Input rows:
···

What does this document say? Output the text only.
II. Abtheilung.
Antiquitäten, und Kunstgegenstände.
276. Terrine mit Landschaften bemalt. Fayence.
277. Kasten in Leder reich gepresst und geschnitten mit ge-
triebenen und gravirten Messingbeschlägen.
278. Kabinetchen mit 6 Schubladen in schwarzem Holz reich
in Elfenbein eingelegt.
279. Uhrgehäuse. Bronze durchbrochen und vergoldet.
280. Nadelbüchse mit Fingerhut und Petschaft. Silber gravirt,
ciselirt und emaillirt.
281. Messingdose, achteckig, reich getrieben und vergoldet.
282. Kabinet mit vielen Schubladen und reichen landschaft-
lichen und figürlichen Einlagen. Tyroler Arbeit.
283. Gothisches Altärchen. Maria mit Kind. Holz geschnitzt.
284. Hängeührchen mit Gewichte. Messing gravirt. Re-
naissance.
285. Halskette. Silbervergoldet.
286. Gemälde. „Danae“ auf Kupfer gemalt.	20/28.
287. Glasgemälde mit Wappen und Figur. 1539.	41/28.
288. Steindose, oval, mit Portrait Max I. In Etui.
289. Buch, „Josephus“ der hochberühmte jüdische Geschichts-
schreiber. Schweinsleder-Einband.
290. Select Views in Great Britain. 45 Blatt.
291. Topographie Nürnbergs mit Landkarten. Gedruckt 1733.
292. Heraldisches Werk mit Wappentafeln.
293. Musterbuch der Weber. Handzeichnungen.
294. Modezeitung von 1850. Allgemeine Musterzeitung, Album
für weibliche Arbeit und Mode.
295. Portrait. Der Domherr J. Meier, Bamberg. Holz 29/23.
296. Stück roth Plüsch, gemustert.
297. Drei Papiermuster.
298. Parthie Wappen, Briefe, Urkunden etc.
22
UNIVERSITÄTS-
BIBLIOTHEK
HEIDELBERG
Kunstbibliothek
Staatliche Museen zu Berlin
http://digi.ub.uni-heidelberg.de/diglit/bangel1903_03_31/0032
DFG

···

Work to do:
Extract all of the data above without altering anything.

Finished exercise:
What does this document say? Output the text only.
II. Abtheilung.
Antiquitäten, und Kunstgegenstände.
276. Terrine mit Landschaften bemalt. Fayence.
277. Kasten in Leder reich gepresst und geschnitten mit ge-
triebenen und gravirten Messingbeschlägen.
278. Kabinetchen mit 6 Schubladen in schwarzem Holz reich
in Elfenbein eingelegt.
279. Uhrgehäuse. Bronze durchbrochen und vergoldet.
280. Nadelbüchse mit Fingerhut und Petschaft. Silber gravirt,
ciselirt und emaillirt.
281. Messingdose, achteckig, reich getrieben und vergoldet.
282. Kabinet mit vielen Schubladen und reichen landschaft-
lichen und figürlichen Einlagen. Tyroler Arbeit.
283. Gothisches Altärchen. Maria mit Kind. Holz geschnitzt.
284. Hängeührchen mit Gewichte. Messing gravirt. Re-
naissance.
285. Halskette. Silbervergoldet.
286. Gemälde. „Danae“ auf Kupfer gemalt.	20/28.
287. Glasgemälde mit Wappen und Figur. 1539.	41/28.
288. Steindose, oval, mit Portrait Max I. In Etui.
289. Buch, „Josephus“ der hochberühmte jüdische Geschichts-
schreiber. Schweinsleder-Einband.
290. Select Views in Great Britain. 45 Blatt.
291. Topographie Nürnbergs mit Landkarten. Gedruckt 1733.
292. Heraldisches Werk mit Wappentafeln.
293. Musterbuch der Weber. Handzeichnungen.
294. Modezeitung von 1850. Allgemeine Musterzeitung, Album
für weibliche Arbeit und Mode.
295. Portrait. Der Domherr J. Meier, Bamberg. Holz 29/23.
296. Stück roth Plüsch, gemustert.
297. Drei Papiermuster.
298. Parthie Wappen, Briefe, Urkunden etc.
22
UNIVERSITÄTS-
BIBLIOTHEK
HEIDELBERG
Kunstbibliothek
Staatliche Museen zu Berlin
http://digi.ub.uni-heidelberg.de/diglit/bangel1903_03_31/0032
DFG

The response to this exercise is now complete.